Task to carry out: Every line below is to be quoted exactly, with nothing added or dropped.

Provided data:

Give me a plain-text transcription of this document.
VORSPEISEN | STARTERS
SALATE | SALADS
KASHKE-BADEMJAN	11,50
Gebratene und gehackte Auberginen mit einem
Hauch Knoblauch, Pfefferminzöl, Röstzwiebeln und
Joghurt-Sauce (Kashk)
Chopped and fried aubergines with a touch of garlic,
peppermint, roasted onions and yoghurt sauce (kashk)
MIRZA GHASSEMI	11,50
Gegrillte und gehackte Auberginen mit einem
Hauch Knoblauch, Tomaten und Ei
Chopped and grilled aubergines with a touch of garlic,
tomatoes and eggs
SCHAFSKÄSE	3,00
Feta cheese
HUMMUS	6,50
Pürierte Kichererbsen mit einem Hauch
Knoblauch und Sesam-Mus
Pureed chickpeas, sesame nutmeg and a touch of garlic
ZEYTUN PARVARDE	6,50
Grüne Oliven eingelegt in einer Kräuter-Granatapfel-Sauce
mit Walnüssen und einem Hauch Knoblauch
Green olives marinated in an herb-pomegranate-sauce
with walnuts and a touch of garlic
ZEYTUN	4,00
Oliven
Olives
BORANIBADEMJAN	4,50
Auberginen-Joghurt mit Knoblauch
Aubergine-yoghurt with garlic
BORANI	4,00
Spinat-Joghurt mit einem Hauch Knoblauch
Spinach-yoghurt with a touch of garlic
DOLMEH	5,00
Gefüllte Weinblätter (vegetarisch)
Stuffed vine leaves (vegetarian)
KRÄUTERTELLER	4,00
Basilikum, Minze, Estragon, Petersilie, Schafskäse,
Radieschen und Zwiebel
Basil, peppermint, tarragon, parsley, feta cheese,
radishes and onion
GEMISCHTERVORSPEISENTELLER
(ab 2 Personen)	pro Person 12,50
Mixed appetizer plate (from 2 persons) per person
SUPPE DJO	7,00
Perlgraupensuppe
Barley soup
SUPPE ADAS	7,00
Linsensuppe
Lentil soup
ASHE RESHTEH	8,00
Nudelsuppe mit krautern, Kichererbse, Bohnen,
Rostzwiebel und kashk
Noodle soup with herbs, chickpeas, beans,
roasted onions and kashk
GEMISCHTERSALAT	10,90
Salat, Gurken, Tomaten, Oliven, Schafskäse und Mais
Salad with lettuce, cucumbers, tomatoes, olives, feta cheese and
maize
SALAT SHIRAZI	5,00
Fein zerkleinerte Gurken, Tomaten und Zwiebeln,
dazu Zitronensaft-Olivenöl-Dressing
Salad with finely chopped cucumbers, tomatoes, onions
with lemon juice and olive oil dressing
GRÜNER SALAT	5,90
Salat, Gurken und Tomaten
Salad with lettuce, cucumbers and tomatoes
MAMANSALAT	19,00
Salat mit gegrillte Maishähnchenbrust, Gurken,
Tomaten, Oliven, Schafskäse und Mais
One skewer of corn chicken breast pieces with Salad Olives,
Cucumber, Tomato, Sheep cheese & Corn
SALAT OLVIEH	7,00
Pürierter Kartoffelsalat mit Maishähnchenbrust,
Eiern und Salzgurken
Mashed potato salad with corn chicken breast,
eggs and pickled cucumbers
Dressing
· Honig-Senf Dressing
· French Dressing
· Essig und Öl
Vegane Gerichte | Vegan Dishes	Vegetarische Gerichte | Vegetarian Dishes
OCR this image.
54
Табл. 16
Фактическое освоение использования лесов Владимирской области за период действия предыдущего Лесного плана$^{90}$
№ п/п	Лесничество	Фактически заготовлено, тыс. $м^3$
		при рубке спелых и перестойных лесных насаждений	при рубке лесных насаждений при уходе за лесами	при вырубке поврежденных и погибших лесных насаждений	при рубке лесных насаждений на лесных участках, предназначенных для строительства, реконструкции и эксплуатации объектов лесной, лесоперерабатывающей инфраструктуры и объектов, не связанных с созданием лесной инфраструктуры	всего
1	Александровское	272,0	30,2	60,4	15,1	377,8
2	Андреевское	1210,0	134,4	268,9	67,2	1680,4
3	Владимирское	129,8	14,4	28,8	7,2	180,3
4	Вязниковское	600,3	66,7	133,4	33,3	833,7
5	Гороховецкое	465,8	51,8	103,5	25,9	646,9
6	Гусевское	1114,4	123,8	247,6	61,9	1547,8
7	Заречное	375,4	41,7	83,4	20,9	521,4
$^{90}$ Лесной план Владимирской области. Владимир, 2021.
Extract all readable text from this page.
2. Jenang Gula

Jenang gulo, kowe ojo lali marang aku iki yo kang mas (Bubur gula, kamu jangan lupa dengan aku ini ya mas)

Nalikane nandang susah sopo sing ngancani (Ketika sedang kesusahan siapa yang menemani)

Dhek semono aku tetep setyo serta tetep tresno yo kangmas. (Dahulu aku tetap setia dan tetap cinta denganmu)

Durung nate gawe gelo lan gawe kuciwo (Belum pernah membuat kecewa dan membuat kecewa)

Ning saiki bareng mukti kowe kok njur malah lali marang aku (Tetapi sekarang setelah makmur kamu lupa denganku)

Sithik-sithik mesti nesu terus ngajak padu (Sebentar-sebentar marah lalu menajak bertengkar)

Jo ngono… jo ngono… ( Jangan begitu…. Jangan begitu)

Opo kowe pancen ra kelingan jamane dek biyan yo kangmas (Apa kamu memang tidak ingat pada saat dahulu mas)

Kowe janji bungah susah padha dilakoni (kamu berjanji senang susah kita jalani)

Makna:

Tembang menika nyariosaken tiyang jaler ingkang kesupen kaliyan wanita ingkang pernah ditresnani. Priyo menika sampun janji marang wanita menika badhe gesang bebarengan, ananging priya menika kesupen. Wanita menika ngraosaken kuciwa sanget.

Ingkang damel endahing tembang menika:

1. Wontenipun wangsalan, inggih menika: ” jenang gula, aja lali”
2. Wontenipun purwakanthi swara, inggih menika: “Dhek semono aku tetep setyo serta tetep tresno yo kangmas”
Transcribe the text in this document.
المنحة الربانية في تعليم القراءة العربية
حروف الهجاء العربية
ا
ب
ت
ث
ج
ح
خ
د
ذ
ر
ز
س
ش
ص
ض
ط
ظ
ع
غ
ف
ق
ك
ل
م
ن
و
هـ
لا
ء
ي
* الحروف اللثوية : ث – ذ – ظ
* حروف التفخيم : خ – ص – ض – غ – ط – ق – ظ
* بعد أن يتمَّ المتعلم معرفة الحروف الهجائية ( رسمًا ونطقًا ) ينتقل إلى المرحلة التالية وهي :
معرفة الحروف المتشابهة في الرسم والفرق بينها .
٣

Correct response:
Give me a plain-text transcription of this document.
VORSPEISEN | STARTERS
SALATE | SALADS
KASHKE-BADEMJAN	11,50
Gebratene und gehackte Auberginen mit einem
Hauch Knoblauch, Pfefferminzöl, Röstzwiebeln und
Joghurt-Sauce (Kashk)
Chopped and fried aubergines with a touch of garlic,
peppermint, roasted onions and yoghurt sauce (kashk)
MIRZA GHASSEMI	11,50
Gegrillte und gehackte Auberginen mit einem
Hauch Knoblauch, Tomaten und Ei
Chopped and grilled aubergines with a touch of garlic,
tomatoes and eggs
SCHAFSKÄSE	3,00
Feta cheese
HUMMUS	6,50
Pürierte Kichererbsen mit einem Hauch
Knoblauch und Sesam-Mus
Pureed chickpeas, sesame nutmeg and a touch of garlic
ZEYTUN PARVARDE	6,50
Grüne Oliven eingelegt in einer Kräuter-Granatapfel-Sauce
mit Walnüssen und einem Hauch Knoblauch
Green olives marinated in an herb-pomegranate-sauce
with walnuts and a touch of garlic
ZEYTUN	4,00
Oliven
Olives
BORANIBADEMJAN	4,50
Auberginen-Joghurt mit Knoblauch
Aubergine-yoghurt with garlic
BORANI	4,00
Spinat-Joghurt mit einem Hauch Knoblauch
Spinach-yoghurt with a touch of garlic
DOLMEH	5,00
Gefüllte Weinblätter (vegetarisch)
Stuffed vine leaves (vegetarian)
KRÄUTERTELLER	4,00
Basilikum, Minze, Estragon, Petersilie, Schafskäse,
Radieschen und Zwiebel
Basil, peppermint, tarragon, parsley, feta cheese,
radishes and onion
GEMISCHTERVORSPEISENTELLER
(ab 2 Personen)	pro Person 12,50
Mixed appetizer plate (from 2 persons) per person
SUPPE DJO	7,00
Perlgraupensuppe
Barley soup
SUPPE ADAS	7,00
Linsensuppe
Lentil soup
ASHE RESHTEH	8,00
Nudelsuppe mit krautern, Kichererbse, Bohnen,
Rostzwiebel und kashk
Noodle soup with herbs, chickpeas, beans,
roasted onions and kashk
GEMISCHTERSALAT	10,90
Salat, Gurken, Tomaten, Oliven, Schafskäse und Mais
Salad with lettuce, cucumbers, tomatoes, olives, feta cheese and
maize
SALAT SHIRAZI	5,00
Fein zerkleinerte Gurken, Tomaten und Zwiebeln,
dazu Zitronensaft-Olivenöl-Dressing
Salad with finely chopped cucumbers, tomatoes, onions
with lemon juice and olive oil dressing
GRÜNER SALAT	5,90
Salat, Gurken und Tomaten
Salad with lettuce, cucumbers and tomatoes
MAMANSALAT	19,00
Salat mit gegrillte Maishähnchenbrust, Gurken,
Tomaten, Oliven, Schafskäse und Mais
One skewer of corn chicken breast pieces with Salad Olives,
Cucumber, Tomato, Sheep cheese & Corn
SALAT OLVIEH	7,00
Pürierter Kartoffelsalat mit Maishähnchenbrust,
Eiern und Salzgurken
Mashed potato salad with corn chicken breast,
eggs and pickled cucumbers
Dressing
· Honig-Senf Dressing
· French Dressing
· Essig und Öl
Vegane Gerichte | Vegan Dishes	Vegetarische Gerichte | Vegetarian Dishes
OCR this image.
54
Табл. 16
Фактическое освоение использования лесов Владимирской области за период действия предыдущего Лесного плана$^{90}$
№ п/п	Лесничество	Фактически заготовлено, тыс. $м^3$
		при рубке спелых и перестойных лесных насаждений	при рубке лесных насаждений при уходе за лесами	при вырубке поврежденных и погибших лесных насаждений	при рубке лесных насаждений на лесных участках, предназначенных для строительства, реконструкции и эксплуатации объектов лесной, лесоперерабатывающей инфраструктуры и объектов, не связанных с созданием лесной инфраструктуры	всего
1	Александровское	272,0	30,2	60,4	15,1	377,8
2	Андреевское	1210,0	134,4	268,9	67,2	1680,4
3	Владимирское	129,8	14,4	28,8	7,2	180,3
4	Вязниковское	600,3	66,7	133,4	33,3	833,7
5	Гороховецкое	465,8	51,8	103,5	25,9	646,9
6	Гусевское	1114,4	123,8	247,6	61,9	1547,8
7	Заречное	375,4	41,7	83,4	20,9	521,4
$^{90}$ Лесной план Владимирской области. Владимир, 2021.
Extract all readable text from this page.
2. Jenang Gula

Jenang gulo, kowe ojo lali marang aku iki yo kang mas (Bubur gula, kamu jangan lupa dengan aku ini ya mas)

Nalikane nandang susah sopo sing ngancani (Ketika sedang kesusahan siapa yang menemani)

Dhek semono aku tetep setyo serta tetep tresno yo kangmas. (Dahulu aku tetap setia dan tetap cinta denganmu)

Durung nate gawe gelo lan gawe kuciwo (Belum pernah membuat kecewa dan membuat kecewa)

Ning saiki bareng mukti kowe kok njur malah lali marang aku (Tetapi sekarang setelah makmur kamu lupa denganku)

Sithik-sithik mesti nesu terus ngajak padu (Sebentar-sebentar marah lalu menajak bertengkar)

Jo ngono… jo ngono… ( Jangan begitu…. Jangan begitu)

Opo kowe pancen ra kelingan jamane dek biyan yo kangmas (Apa kamu memang tidak ingat pada saat dahulu mas)

Kowe janji bungah susah padha dilakoni (kamu berjanji senang susah kita jalani)

Makna:

Tembang menika nyariosaken tiyang jaler ingkang kesupen kaliyan wanita ingkang pernah ditresnani. Priyo menika sampun janji marang wanita menika badhe gesang bebarengan, ananging priya menika kesupen. Wanita menika ngraosaken kuciwa sanget.

Ingkang damel endahing tembang menika:

1. Wontenipun wangsalan, inggih menika: ” jenang gula, aja lali”
2. Wontenipun purwakanthi swara, inggih menika: “Dhek semono aku tetep setyo serta tetep tresno yo kangmas”
Transcribe the text in this document.
المنحة الربانية في تعليم القراءة العربية
حروف الهجاء العربية
ا
ب
ت
ث
ج
ح
خ
د
ذ
ر
ز
س
ش
ص
ض
ط
ظ
ع
غ
ف
ق
ك
ل
م
ن
و
هـ
لا
ء
ي
* الحروف اللثوية : ث – ذ – ظ
* حروف التفخيم : خ – ص – ض – غ – ط – ق – ظ
* بعد أن يتمَّ المتعلم معرفة الحروف الهجائية ( رسمًا ونطقًا ) ينتقل إلى المرحلة التالية وهي :
معرفة الحروف المتشابهة في الرسم والفرق بينها .
٣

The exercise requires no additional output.